* TASK OBJECTIVE *
With the images removed, repeat the data below exactly.

* INFORMATION SUPPLIED *

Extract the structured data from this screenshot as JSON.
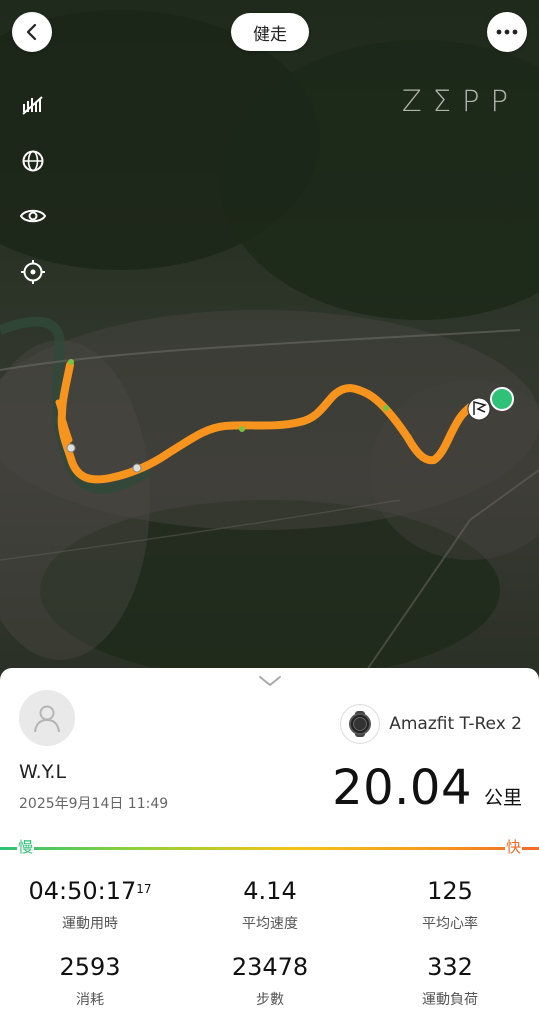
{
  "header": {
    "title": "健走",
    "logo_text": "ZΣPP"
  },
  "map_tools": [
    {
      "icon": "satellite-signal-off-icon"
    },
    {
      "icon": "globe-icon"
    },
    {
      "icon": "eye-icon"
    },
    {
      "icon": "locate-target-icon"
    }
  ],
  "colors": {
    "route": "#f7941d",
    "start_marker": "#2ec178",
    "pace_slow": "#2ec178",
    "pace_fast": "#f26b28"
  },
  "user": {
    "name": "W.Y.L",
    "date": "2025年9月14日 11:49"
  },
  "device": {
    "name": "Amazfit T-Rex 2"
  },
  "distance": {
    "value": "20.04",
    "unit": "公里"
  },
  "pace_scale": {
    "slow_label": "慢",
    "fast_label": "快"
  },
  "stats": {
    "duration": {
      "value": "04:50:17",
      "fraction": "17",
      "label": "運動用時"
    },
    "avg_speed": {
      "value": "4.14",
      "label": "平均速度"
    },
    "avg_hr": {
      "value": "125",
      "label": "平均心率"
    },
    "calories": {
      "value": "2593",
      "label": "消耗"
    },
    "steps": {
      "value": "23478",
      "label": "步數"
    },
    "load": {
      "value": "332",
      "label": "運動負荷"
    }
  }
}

* ANSWER FOR THIS EXERCISE *
Extract the structured data from this screenshot as JSON.
{
  "header": {
    "title": "健走",
    "logo_text": "ZΣPP"
  },
  "map_tools": [
    {
      "icon": "satellite-signal-off-icon"
    },
    {
      "icon": "globe-icon"
    },
    {
      "icon": "eye-icon"
    },
    {
      "icon": "locate-target-icon"
    }
  ],
  "colors": {
    "route": "#f7941d",
    "start_marker": "#2ec178",
    "pace_slow": "#2ec178",
    "pace_fast": "#f26b28"
  },
  "user": {
    "name": "W.Y.L",
    "date": "2025年9月14日 11:49"
  },
  "device": {
    "name": "Amazfit T-Rex 2"
  },
  "distance": {
    "value": "20.04",
    "unit": "公里"
  },
  "pace_scale": {
    "slow_label": "慢",
    "fast_label": "快"
  },
  "stats": {
    "duration": {
      "value": "04:50:17",
      "fraction": "17",
      "label": "運動用時"
    },
    "avg_speed": {
      "value": "4.14",
      "label": "平均速度"
    },
    "avg_hr": {
      "value": "125",
      "label": "平均心率"
    },
    "calories": {
      "value": "2593",
      "label": "消耗"
    },
    "steps": {
      "value": "23478",
      "label": "步數"
    },
    "load": {
      "value": "332",
      "label": "運動負荷"
    }
  }
}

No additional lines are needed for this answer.